Why you need $1 million to retire

But if there is a danger zone for those of us who write for an Internet audience, it's the comments section of the Web site. It's there that readers have their opportunity to tell us what dopes we really are.

And last week, that's exactly how at least a few readers felt when, writing about the dangers of retiring into a bear market, I used an example of somebody retiring with $500,000 in an IRA.


"Who has that kind of money?" added genericjake.

The truth is many do. And many don't.

But the reality is $500,000 is not a lot of money when it comes to retirement. The vast majority of today's American workers need to plan on saving at least that much. And in many cases, they need to shoot even higher. The truth is I would aim for $1 million.

I know to many readers the idea of accumulating a half million dollars or more sounds ridiculous and downright impossible. Let me explain why it's necessary and how it's quite possible. The same answer applies to both questions.

It's called the 401(k) plan.

This creature of the federal tax code has replaced the traditional pension as the dominant retirement plan in the American workplace. The days when an employer will guarantee you a monthly check upon retirement are fading away fast.

You're on your own, and you better wake up to that fact.

If you're retiring within the next few years, there's still a decent chance you will collect a guaranteed pension. But unless you're a government worker, 10 years from now there will be few retirees who can count on one.

That's why you need $500,000 or more.

A married couple, both 65, who are retiring today with $500,000 could buy an immediate fixed annuity that pays them about $37,000 a year for the rest of their lives, according to an annuity calculator on the Vanguard Web site.

Add in $21,000 from Social Security (the average retirement benefit received by married couples in 2008), and you would have an annual income of $58,000. In many parts of the country, a retirement income of $58,000 sounds pretty good.

But we're talking about 2008 dollars. Ten years from now, that $37,000 in annuity income is only going to be worth about $27,500 if you assume 3 percent annual inflation. Twenty years from now, it will only be worth about $20,500. Suddenly, that $500,000 you started with doesn't look so impressive.

I could go on with more examples of how inflation erodes buying power, but you get the point. Shooting for $500,000 or more by retirement is not ridiculous. It's essential. And if you're more than 10 years away from retirement, it's likely to be nowhere near enough. So get going.

-------------------------

#### TASKS AND EXERCISES:
[1] Check each of these statements against the retirement article and mark it yes or no. Back up each answer with the words from the article that settle it, quoted exactly. (a) The writer would aim for $1 million. (b) A married couple retiring today with $500,000 could buy an annuity paying about $50,000 a year. (c) Ten years from now, most retirees who aren't government workers will be able to count on a guaranteed pension.
[2] Print the retirement article word for word, everything from "That's why you" down to "Vanguard Web site.".
[3] According to the retirement article, what was the average Social Security retirement benefit received by married couples in 2008?
The listing that comes next has nothing to do with any of this.

#### EXCERPTED RECORDS:
-------------------------

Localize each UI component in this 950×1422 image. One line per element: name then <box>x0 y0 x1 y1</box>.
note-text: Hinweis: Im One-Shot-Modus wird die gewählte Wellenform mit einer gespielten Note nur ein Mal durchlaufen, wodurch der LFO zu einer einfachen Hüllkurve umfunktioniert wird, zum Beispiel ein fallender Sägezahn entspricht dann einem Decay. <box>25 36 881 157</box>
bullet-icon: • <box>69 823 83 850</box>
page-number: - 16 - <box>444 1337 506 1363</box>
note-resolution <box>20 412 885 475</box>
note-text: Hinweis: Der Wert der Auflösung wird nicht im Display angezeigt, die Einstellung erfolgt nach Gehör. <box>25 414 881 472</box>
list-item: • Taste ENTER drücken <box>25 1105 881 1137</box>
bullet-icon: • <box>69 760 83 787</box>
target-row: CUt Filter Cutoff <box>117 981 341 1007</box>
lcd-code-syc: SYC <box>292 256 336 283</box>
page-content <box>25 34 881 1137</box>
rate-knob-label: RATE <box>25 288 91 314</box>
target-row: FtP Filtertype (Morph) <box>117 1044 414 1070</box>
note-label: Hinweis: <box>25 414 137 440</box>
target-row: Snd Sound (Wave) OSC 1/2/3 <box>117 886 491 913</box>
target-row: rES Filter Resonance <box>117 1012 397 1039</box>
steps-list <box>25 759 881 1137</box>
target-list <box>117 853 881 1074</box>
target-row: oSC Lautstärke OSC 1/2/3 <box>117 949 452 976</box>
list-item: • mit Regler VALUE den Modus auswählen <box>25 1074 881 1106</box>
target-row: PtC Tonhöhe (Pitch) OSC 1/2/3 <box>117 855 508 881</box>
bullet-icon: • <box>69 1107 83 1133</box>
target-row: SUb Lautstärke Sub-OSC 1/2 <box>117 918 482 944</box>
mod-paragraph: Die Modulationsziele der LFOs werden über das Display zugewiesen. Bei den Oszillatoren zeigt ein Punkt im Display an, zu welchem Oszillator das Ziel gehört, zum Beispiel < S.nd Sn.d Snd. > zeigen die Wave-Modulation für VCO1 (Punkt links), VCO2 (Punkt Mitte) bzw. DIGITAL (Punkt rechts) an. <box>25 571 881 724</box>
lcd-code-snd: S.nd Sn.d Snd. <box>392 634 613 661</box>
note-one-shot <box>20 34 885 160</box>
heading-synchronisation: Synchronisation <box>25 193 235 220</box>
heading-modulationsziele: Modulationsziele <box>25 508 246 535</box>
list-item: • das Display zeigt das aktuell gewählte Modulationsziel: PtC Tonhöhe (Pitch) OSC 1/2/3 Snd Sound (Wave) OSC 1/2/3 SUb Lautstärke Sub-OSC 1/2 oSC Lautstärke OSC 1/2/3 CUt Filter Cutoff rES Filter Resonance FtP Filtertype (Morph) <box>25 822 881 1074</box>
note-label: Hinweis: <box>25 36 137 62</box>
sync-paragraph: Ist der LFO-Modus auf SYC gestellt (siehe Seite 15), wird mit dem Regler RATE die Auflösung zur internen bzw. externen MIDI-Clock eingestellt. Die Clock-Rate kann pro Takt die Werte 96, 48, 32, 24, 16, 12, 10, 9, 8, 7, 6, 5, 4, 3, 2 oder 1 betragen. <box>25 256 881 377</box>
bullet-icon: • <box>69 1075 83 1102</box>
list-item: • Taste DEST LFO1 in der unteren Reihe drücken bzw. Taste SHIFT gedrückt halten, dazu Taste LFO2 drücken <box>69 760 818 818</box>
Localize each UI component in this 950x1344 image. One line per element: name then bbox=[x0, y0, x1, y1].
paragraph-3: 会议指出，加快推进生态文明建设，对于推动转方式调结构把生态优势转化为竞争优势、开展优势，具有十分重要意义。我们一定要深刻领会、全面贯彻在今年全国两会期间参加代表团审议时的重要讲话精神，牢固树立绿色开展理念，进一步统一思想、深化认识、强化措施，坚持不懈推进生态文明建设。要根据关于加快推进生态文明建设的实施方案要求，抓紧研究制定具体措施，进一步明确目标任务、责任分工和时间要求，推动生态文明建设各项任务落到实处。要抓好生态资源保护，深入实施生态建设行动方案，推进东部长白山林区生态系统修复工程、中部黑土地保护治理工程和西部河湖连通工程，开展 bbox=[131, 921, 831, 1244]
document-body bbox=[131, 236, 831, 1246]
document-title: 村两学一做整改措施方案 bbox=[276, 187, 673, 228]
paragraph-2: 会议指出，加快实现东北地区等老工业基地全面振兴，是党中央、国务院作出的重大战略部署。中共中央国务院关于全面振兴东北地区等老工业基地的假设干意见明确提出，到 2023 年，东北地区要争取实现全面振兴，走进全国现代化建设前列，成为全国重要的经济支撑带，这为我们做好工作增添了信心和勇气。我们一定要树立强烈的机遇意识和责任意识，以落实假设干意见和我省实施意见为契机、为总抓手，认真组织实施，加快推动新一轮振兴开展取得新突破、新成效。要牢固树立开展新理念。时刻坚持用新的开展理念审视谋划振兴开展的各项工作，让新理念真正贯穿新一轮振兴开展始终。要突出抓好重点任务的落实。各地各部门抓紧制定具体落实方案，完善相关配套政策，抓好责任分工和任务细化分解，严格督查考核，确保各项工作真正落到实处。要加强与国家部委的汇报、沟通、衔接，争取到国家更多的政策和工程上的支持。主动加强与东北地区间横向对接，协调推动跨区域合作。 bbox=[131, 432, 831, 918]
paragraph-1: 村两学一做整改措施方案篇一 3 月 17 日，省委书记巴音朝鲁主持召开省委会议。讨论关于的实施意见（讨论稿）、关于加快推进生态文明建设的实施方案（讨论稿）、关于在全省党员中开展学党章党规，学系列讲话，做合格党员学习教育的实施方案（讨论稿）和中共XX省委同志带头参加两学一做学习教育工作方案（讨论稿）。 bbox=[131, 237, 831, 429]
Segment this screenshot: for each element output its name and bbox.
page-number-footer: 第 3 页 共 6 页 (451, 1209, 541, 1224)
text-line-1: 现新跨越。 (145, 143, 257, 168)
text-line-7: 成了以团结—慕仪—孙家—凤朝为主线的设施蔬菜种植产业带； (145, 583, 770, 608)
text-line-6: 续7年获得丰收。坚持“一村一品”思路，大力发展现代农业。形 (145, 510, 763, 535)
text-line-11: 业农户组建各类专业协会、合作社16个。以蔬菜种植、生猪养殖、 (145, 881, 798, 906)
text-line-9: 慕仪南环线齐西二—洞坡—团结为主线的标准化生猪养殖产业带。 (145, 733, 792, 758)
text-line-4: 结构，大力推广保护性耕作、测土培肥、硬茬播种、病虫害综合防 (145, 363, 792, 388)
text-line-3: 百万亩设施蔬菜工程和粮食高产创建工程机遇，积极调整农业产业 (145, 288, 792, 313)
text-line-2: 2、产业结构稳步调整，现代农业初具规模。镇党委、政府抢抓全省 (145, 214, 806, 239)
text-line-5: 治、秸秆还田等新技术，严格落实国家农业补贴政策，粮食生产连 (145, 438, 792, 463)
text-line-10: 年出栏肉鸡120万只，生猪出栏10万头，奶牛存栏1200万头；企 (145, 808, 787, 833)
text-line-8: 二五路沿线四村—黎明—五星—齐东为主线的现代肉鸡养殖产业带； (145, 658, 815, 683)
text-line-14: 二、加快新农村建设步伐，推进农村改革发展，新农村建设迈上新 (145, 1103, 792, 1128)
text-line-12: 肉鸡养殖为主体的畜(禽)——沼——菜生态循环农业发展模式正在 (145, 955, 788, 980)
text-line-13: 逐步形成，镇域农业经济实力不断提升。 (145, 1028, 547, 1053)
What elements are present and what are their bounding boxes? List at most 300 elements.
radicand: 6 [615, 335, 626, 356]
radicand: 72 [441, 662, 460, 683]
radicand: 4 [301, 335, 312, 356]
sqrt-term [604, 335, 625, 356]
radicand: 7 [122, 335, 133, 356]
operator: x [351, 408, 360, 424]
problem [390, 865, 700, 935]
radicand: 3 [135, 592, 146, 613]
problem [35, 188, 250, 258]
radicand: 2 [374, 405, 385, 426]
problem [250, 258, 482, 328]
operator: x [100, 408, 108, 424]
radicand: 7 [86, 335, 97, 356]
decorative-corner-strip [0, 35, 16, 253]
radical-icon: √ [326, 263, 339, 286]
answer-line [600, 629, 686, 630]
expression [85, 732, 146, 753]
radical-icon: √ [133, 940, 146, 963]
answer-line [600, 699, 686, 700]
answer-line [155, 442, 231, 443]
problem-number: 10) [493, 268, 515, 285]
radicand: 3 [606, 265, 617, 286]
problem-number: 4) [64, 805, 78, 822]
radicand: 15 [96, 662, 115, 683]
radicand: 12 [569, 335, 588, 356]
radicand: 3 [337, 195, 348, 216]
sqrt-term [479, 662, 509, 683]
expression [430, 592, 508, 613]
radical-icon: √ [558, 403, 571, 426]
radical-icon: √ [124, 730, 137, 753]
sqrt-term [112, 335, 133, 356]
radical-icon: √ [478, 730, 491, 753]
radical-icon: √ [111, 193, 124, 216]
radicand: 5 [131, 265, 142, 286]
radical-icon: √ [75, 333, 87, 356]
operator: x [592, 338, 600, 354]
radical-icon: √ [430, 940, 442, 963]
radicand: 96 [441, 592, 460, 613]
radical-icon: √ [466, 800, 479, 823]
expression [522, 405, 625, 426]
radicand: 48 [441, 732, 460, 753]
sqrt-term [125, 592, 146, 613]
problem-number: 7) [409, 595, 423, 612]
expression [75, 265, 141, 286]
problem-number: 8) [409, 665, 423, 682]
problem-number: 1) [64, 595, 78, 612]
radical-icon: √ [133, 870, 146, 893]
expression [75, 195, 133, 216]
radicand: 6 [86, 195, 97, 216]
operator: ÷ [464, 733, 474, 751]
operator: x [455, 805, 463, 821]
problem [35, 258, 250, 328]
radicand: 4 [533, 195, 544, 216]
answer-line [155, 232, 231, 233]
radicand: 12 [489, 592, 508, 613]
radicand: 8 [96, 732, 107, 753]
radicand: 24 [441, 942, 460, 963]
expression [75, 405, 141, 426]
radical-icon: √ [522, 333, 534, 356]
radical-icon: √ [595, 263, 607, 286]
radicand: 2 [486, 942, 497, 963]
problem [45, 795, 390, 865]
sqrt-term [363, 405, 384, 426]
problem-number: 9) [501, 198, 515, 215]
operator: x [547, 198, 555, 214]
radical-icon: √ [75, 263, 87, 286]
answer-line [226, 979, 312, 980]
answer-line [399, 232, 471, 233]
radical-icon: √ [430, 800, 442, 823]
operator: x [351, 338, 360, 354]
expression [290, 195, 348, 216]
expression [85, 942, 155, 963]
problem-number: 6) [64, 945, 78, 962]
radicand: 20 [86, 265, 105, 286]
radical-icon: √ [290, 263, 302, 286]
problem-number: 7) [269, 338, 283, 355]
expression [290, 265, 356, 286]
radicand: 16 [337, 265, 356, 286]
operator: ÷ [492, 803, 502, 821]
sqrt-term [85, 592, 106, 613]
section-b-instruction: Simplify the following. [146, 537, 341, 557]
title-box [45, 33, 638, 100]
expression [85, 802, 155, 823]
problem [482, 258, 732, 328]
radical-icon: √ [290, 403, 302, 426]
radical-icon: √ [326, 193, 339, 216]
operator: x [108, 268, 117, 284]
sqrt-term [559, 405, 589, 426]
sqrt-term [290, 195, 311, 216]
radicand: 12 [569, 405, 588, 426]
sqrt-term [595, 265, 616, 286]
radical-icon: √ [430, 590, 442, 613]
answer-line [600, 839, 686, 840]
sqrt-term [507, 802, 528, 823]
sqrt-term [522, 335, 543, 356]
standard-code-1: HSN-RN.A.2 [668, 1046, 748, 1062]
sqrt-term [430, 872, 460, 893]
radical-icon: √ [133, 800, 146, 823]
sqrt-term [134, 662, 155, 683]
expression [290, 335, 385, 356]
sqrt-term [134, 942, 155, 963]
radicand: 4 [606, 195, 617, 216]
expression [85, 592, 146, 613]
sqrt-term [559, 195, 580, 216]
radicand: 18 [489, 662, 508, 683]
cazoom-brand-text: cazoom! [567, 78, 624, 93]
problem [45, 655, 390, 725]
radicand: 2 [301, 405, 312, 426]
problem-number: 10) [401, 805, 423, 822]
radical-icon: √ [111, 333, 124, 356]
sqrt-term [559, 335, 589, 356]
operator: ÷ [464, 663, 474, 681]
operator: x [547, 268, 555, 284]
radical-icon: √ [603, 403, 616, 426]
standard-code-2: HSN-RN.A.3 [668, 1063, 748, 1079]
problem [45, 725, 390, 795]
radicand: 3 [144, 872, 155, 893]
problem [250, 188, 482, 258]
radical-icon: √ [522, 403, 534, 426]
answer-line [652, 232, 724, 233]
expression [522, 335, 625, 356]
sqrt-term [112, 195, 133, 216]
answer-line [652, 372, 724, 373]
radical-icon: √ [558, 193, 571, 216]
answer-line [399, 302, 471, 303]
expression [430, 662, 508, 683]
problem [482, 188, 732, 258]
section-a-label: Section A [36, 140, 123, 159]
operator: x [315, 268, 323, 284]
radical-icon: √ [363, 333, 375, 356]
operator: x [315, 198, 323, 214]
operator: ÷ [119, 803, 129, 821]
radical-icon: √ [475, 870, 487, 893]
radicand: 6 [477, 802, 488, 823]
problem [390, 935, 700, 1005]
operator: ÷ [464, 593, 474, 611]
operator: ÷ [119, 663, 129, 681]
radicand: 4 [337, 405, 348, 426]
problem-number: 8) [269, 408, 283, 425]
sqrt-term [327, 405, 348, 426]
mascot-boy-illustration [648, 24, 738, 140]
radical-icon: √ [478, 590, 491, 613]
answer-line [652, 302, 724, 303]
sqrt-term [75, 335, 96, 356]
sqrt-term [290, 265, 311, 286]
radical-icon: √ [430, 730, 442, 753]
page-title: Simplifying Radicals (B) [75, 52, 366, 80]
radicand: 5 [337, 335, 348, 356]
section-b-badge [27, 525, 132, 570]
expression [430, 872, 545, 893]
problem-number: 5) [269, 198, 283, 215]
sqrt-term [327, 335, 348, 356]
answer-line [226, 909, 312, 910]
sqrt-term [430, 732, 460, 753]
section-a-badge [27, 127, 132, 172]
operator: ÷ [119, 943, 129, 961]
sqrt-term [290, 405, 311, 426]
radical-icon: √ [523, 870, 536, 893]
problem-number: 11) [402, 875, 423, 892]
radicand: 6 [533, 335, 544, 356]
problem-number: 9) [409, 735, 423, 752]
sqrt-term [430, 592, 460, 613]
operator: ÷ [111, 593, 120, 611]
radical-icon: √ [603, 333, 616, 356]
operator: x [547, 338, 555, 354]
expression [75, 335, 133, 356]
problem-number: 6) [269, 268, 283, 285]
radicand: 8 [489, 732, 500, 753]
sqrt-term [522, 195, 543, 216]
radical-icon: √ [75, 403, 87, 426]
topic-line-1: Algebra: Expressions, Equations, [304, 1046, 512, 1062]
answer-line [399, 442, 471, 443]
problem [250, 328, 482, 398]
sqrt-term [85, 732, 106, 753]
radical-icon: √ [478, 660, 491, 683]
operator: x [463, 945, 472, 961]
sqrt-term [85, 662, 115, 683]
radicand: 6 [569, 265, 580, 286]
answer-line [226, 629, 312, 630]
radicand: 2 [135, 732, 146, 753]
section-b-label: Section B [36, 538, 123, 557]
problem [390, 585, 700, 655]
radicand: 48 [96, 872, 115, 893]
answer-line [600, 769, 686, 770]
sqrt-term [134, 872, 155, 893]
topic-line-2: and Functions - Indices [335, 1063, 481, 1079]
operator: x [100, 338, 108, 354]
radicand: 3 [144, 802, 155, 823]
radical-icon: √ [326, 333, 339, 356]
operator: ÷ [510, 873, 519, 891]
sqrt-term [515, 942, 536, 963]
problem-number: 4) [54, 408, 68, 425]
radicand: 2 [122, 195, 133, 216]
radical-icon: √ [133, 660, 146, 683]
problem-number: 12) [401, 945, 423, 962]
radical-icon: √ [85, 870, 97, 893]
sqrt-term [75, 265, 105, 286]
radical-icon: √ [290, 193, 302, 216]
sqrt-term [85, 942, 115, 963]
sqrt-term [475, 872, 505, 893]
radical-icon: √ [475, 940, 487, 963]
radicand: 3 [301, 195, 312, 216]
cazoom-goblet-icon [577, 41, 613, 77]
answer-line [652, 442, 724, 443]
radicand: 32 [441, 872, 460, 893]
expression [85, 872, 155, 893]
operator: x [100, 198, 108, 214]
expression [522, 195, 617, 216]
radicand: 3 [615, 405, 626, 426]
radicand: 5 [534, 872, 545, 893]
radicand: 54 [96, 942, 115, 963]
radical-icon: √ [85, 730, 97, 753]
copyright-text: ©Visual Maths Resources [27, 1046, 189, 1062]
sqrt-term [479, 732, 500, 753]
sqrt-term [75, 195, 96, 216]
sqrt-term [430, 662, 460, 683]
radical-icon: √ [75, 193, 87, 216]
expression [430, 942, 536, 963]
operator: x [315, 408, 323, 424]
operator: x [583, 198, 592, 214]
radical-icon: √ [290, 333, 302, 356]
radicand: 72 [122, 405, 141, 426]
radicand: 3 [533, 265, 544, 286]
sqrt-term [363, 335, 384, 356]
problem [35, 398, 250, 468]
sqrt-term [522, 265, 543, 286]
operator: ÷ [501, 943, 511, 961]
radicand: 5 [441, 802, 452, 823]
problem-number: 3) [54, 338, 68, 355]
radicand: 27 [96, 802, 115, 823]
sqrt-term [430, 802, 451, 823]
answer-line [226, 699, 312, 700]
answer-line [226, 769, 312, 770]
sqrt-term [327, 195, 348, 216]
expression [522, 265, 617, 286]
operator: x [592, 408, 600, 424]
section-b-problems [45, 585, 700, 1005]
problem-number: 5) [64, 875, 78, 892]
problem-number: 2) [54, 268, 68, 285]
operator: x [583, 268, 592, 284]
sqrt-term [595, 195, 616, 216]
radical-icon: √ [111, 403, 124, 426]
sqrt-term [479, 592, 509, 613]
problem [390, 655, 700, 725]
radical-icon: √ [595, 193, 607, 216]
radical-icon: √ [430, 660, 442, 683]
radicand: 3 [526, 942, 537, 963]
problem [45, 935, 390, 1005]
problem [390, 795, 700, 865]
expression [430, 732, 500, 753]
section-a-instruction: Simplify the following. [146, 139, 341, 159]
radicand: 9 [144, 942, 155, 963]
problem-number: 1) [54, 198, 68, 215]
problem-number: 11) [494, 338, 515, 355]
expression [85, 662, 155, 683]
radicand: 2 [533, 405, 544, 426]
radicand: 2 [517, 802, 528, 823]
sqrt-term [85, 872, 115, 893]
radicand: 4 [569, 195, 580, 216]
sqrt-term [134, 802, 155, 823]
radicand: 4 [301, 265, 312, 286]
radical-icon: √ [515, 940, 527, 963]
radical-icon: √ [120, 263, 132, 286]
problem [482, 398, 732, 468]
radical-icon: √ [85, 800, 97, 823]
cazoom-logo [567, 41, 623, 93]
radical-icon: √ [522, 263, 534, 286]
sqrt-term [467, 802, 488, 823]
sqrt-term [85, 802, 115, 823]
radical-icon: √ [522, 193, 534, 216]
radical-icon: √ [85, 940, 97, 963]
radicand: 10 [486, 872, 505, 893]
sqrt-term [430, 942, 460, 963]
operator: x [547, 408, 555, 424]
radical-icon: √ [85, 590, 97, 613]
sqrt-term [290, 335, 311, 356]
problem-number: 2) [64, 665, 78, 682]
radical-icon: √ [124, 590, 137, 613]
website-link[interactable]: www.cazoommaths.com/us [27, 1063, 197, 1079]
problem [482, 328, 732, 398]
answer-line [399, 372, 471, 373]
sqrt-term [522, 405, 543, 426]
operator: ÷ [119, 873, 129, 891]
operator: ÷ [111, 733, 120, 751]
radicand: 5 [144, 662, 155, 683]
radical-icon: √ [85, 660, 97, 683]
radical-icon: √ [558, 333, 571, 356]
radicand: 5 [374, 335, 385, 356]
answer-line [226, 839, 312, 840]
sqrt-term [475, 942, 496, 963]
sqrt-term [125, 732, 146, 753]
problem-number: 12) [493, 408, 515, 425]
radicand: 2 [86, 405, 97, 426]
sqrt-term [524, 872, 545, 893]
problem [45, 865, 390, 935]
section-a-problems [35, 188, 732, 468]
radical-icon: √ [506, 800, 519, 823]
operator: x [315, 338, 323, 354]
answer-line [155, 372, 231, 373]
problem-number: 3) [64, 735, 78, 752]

-------------------------

#### SOLUTIONS PER TASK:
[1]
(a) Yes: "The truth is I would aim for $1 million."
(b) No: "could buy an immediate fixed annuity that pays them about $37,000 a year for the rest of their lives"
(c) No: "But unless you're a government worker, 10 years from now there will be few retirees who can count on one."

[2]
That's why you need $500,000 or more.

A married couple, both 65, who are retiring today with $500,000 could buy an immediate fixed annuity that pays them about $37,000 a year for the rest of their lives, according to an annuity calculator on the Vanguard Web site.

[3] $21,000